● REQUIRED TASK
All of the material below is to be restated word for word, apart from the pictures.

● GIVEN RECORDS
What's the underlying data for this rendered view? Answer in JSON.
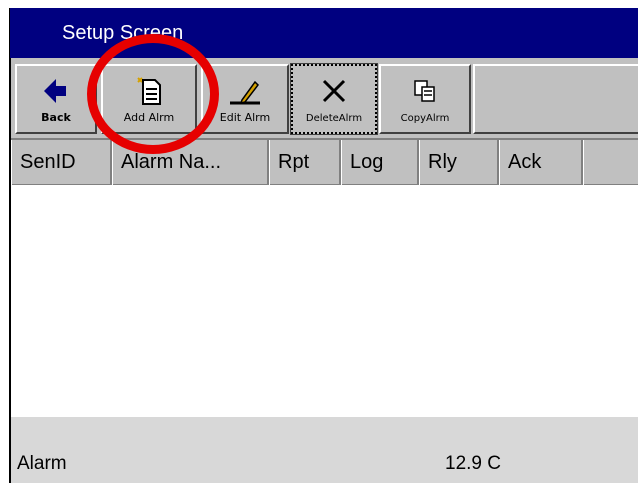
{
  "window": {
    "title": "Setup Screen"
  },
  "toolbar": {
    "buttons": [
      {
        "label": "Back",
        "icon": "back-arrow-icon"
      },
      {
        "label": "Add Alrm",
        "icon": "new-document-icon"
      },
      {
        "label": "Edit Alrm",
        "icon": "pencil-icon"
      },
      {
        "label": "DeleteAlrm",
        "icon": "delete-x-icon"
      },
      {
        "label": "CopyAlrm",
        "icon": "copy-icon"
      }
    ]
  },
  "table": {
    "columns": [
      "SenID",
      "Alarm Na...",
      "Rpt",
      "Log",
      "Rly",
      "Ack",
      ""
    ]
  },
  "status": {
    "left": "Alarm",
    "right": "12.9 C"
  },
  "colors": {
    "title_bar": "#000080",
    "annotation": "#e60000",
    "toolbar": "#c0c0c0"
  }
}
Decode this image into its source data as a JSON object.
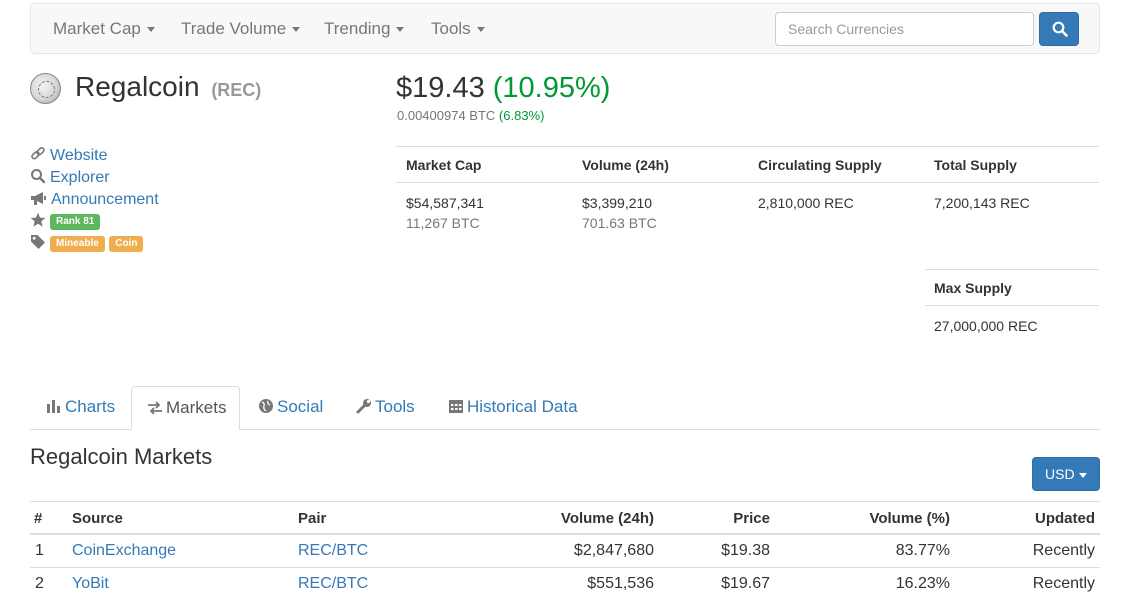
{
  "nav": {
    "items": [
      {
        "label": "Market Cap"
      },
      {
        "label": "Trade Volume"
      },
      {
        "label": "Trending"
      },
      {
        "label": "Tools"
      }
    ],
    "search_placeholder": "Search Currencies"
  },
  "coin": {
    "name": "Regalcoin",
    "symbol": "(REC)",
    "price_usd": "$19.43",
    "price_change": "(10.95%)",
    "price_btc": "0.00400974 BTC",
    "btc_change": "(6.83%)"
  },
  "links": {
    "website": "Website",
    "explorer": "Explorer",
    "announcement": "Announcement",
    "rank": "Rank 81",
    "tags": [
      "Mineable",
      "Coin"
    ]
  },
  "stats": {
    "market_cap": {
      "label": "Market Cap",
      "usd": "$54,587,341",
      "btc": "11,267 BTC"
    },
    "volume": {
      "label": "Volume (24h)",
      "usd": "$3,399,210",
      "btc": "701.63 BTC"
    },
    "circulating": {
      "label": "Circulating Supply",
      "value": "2,810,000 REC"
    },
    "total": {
      "label": "Total Supply",
      "value": "7,200,143 REC"
    },
    "max": {
      "label": "Max Supply",
      "value": "27,000,000 REC"
    }
  },
  "tabs": [
    {
      "label": "Charts",
      "icon": "bar-chart-icon"
    },
    {
      "label": "Markets",
      "icon": "exchange-icon",
      "active": true
    },
    {
      "label": "Social",
      "icon": "globe-icon"
    },
    {
      "label": "Tools",
      "icon": "wrench-icon"
    },
    {
      "label": "Historical Data",
      "icon": "calendar-icon"
    }
  ],
  "markets": {
    "title": "Regalcoin Markets",
    "currency": "USD",
    "columns": [
      "#",
      "Source",
      "Pair",
      "Volume (24h)",
      "Price",
      "Volume (%)",
      "Updated"
    ],
    "rows": [
      {
        "rank": "1",
        "source": "CoinExchange",
        "pair": "REC/BTC",
        "volume": "$2,847,680",
        "price": "$19.38",
        "volume_pct": "83.77%",
        "updated": "Recently"
      },
      {
        "rank": "2",
        "source": "YoBit",
        "pair": "REC/BTC",
        "volume": "$551,536",
        "price": "$19.67",
        "volume_pct": "16.23%",
        "updated": "Recently"
      }
    ]
  },
  "colors": {
    "link": "#337ab7",
    "positive": "#009933",
    "rank_badge": "#5cb85c",
    "tag_badge": "#f0ad4e"
  }
}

● OUTPUT BELOW
What's the underlying data for this rendered view? Answer in JSON.
{
  "window": {
    "title": "Setup Screen"
  },
  "toolbar": {
    "buttons": [
      {
        "label": "Back",
        "icon": "back-arrow-icon"
      },
      {
        "label": "Add Alrm",
        "icon": "new-document-icon"
      },
      {
        "label": "Edit Alrm",
        "icon": "pencil-icon"
      },
      {
        "label": "DeleteAlrm",
        "icon": "delete-x-icon"
      },
      {
        "label": "CopyAlrm",
        "icon": "copy-icon"
      }
    ]
  },
  "table": {
    "columns": [
      "SenID",
      "Alarm Na...",
      "Rpt",
      "Log",
      "Rly",
      "Ack",
      ""
    ]
  },
  "status": {
    "left": "Alarm",
    "right": "12.9 C"
  },
  "colors": {
    "title_bar": "#000080",
    "annotation": "#e60000",
    "toolbar": "#c0c0c0"
  }
}
Decode this image into its source data as a JSON object.
{
  "nav": {
    "items": [
      {
        "label": "Market Cap"
      },
      {
        "label": "Trade Volume"
      },
      {
        "label": "Trending"
      },
      {
        "label": "Tools"
      }
    ],
    "search_placeholder": "Search Currencies"
  },
  "coin": {
    "name": "Regalcoin",
    "symbol": "(REC)",
    "price_usd": "$19.43",
    "price_change": "(10.95%)",
    "price_btc": "0.00400974 BTC",
    "btc_change": "(6.83%)"
  },
  "links": {
    "website": "Website",
    "explorer": "Explorer",
    "announcement": "Announcement",
    "rank": "Rank 81",
    "tags": [
      "Mineable",
      "Coin"
    ]
  },
  "stats": {
    "market_cap": {
      "label": "Market Cap",
      "usd": "$54,587,341",
      "btc": "11,267 BTC"
    },
    "volume": {
      "label": "Volume (24h)",
      "usd": "$3,399,210",
      "btc": "701.63 BTC"
    },
    "circulating": {
      "label": "Circulating Supply",
      "value": "2,810,000 REC"
    },
    "total": {
      "label": "Total Supply",
      "value": "7,200,143 REC"
    },
    "max": {
      "label": "Max Supply",
      "value": "27,000,000 REC"
    }
  },
  "tabs": [
    {
      "label": "Charts",
      "icon": "bar-chart-icon"
    },
    {
      "label": "Markets",
      "icon": "exchange-icon",
      "active": true
    },
    {
      "label": "Social",
      "icon": "globe-icon"
    },
    {
      "label": "Tools",
      "icon": "wrench-icon"
    },
    {
      "label": "Historical Data",
      "icon": "calendar-icon"
    }
  ],
  "markets": {
    "title": "Regalcoin Markets",
    "currency": "USD",
    "columns": [
      "#",
      "Source",
      "Pair",
      "Volume (24h)",
      "Price",
      "Volume (%)",
      "Updated"
    ],
    "rows": [
      {
        "rank": "1",
        "source": "CoinExchange",
        "pair": "REC/BTC",
        "volume": "$2,847,680",
        "price": "$19.38",
        "volume_pct": "83.77%",
        "updated": "Recently"
      },
      {
        "rank": "2",
        "source": "YoBit",
        "pair": "REC/BTC",
        "volume": "$551,536",
        "price": "$19.67",
        "volume_pct": "16.23%",
        "updated": "Recently"
      }
    ]
  },
  "colors": {
    "link": "#337ab7",
    "positive": "#009933",
    "rank_badge": "#5cb85c",
    "tag_badge": "#f0ad4e"
  }
}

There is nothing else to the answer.